## START DATA

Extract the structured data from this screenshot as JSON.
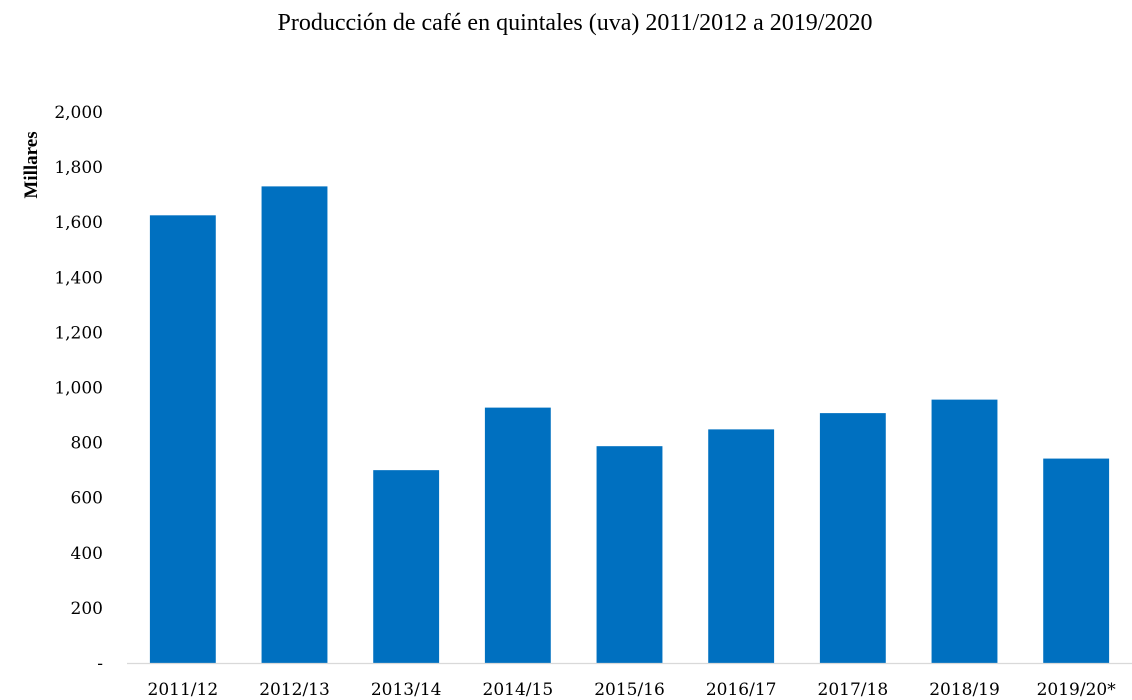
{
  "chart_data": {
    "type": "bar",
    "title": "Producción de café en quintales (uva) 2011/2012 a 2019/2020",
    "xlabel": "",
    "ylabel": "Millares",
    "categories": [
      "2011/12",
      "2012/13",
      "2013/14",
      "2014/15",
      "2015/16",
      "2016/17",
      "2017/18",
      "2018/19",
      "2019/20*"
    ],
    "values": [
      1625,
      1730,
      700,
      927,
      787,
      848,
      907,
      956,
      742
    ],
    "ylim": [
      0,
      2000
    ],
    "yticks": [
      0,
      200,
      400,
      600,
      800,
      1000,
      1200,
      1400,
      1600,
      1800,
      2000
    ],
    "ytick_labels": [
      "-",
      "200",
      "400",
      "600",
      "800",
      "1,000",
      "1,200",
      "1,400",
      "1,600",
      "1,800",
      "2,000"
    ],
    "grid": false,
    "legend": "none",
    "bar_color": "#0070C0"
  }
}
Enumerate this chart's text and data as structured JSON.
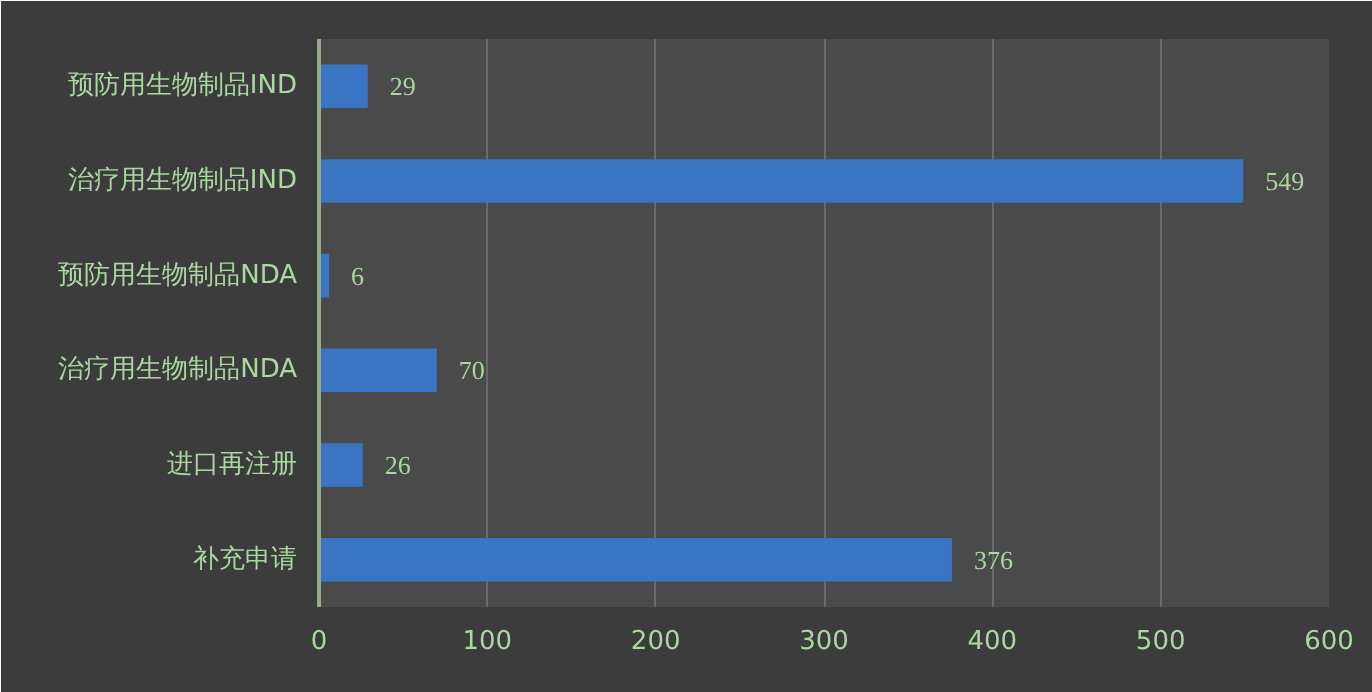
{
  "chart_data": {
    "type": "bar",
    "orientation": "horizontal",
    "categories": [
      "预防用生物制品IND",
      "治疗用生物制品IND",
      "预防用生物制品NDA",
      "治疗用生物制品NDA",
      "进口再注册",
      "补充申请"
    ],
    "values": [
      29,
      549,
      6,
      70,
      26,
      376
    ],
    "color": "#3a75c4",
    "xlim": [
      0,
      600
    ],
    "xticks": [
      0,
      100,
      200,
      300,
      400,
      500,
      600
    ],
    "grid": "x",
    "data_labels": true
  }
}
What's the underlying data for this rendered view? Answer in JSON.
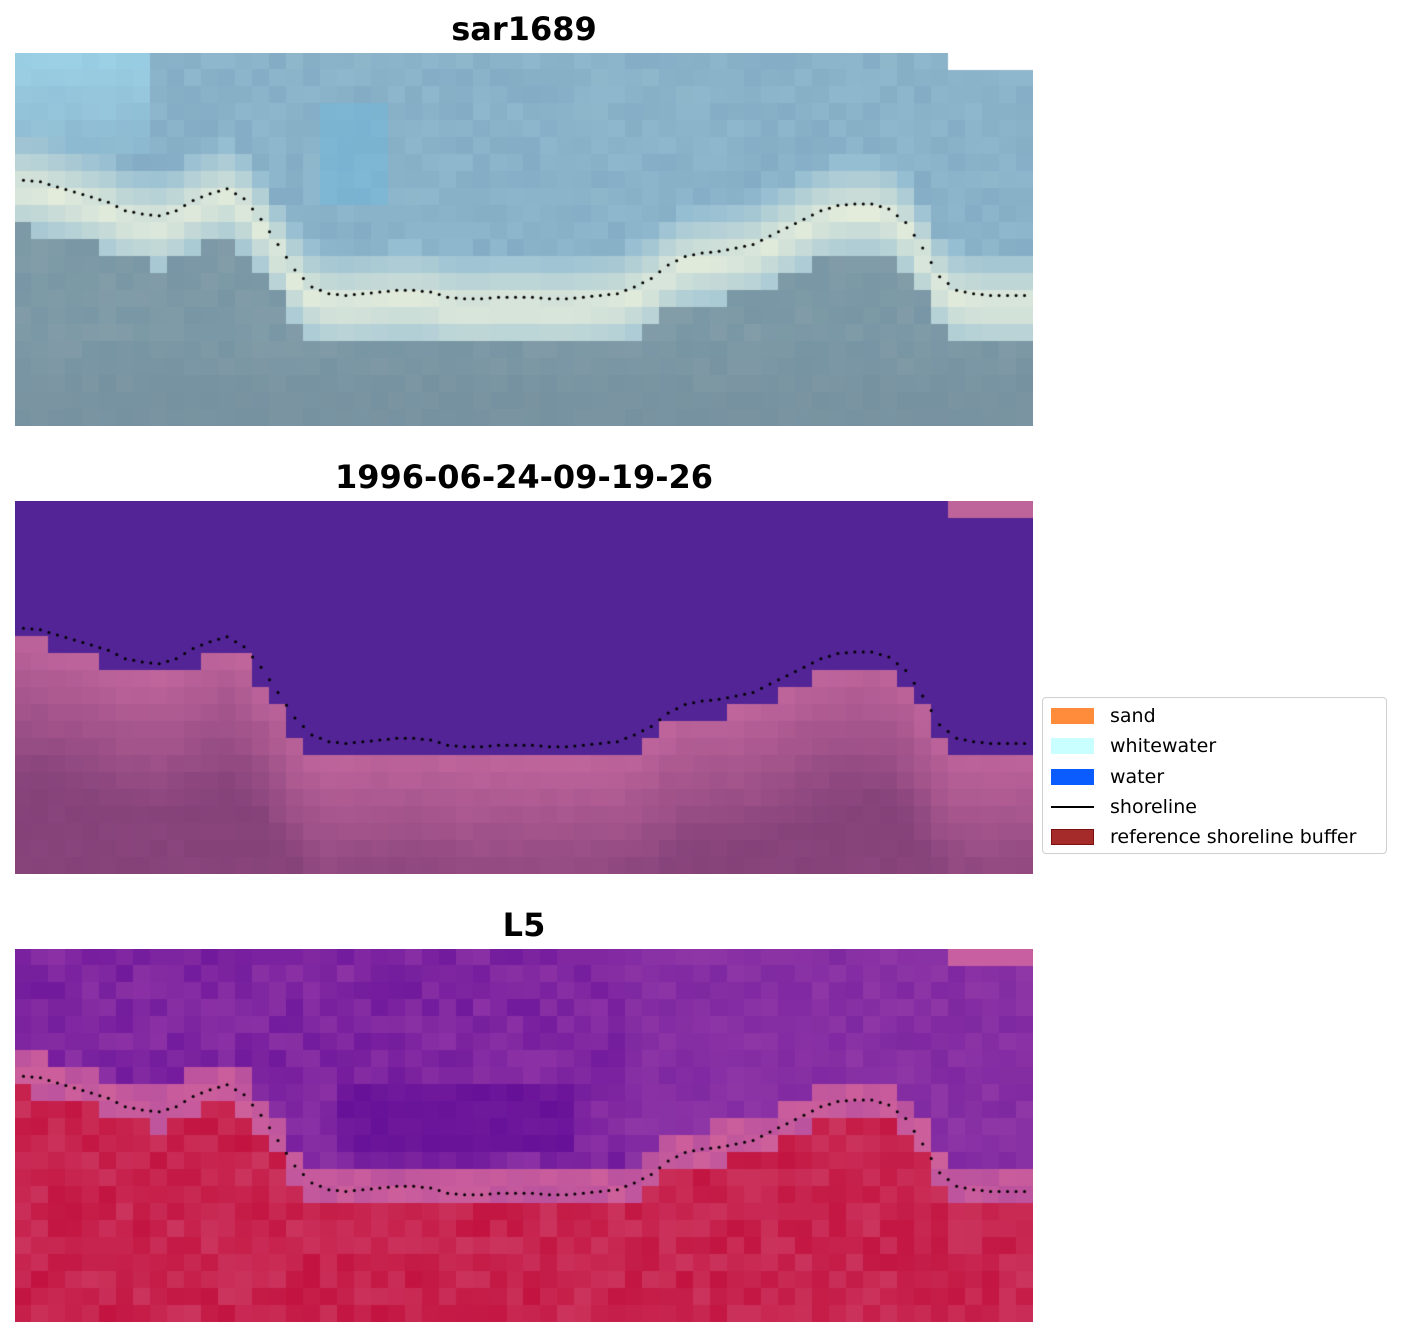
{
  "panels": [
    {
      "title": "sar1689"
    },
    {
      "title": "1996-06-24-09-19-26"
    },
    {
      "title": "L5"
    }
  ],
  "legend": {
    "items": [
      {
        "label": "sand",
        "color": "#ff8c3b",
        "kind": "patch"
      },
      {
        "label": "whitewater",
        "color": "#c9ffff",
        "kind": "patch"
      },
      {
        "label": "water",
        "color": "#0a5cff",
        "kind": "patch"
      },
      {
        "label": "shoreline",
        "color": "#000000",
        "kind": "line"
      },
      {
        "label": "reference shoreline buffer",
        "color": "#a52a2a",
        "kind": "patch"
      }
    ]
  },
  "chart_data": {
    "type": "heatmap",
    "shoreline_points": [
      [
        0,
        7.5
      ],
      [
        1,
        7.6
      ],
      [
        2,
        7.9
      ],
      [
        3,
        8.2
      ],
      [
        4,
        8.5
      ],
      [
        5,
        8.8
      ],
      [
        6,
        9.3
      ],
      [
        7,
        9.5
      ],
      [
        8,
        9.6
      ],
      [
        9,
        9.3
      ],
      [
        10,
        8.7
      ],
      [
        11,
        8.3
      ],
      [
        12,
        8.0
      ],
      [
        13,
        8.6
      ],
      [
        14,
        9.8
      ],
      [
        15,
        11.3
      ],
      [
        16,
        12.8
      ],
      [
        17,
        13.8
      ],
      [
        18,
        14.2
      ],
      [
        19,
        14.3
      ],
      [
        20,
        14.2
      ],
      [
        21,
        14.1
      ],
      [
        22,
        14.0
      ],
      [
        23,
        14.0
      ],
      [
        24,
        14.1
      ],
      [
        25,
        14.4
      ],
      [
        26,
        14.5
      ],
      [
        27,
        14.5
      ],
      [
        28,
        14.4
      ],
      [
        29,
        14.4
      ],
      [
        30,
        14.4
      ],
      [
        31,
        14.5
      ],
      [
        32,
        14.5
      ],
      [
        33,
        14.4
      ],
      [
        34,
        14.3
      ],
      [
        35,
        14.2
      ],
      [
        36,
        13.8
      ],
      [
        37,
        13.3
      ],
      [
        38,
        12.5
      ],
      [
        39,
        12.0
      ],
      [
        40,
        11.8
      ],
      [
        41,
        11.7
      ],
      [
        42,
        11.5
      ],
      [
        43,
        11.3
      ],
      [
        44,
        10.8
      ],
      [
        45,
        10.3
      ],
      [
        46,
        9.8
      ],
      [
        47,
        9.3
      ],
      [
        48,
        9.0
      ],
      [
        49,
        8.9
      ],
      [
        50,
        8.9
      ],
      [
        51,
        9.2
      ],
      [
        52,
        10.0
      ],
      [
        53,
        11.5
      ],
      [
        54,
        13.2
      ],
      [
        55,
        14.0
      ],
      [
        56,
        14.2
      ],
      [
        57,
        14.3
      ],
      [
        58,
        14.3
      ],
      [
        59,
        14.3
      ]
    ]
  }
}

## END DATA

§ WHAT THE TASK REQUIRES
Look through the data above. Copy every line with the string "title" in it.

§ EXERCISE ANSWER
    "title": "Producción de café en quintales (uva) 2011/2012 a 2019/2020",
      "title": "sar1689"
      "title": "1996-06-24-09-19-26"
      "title": "L5"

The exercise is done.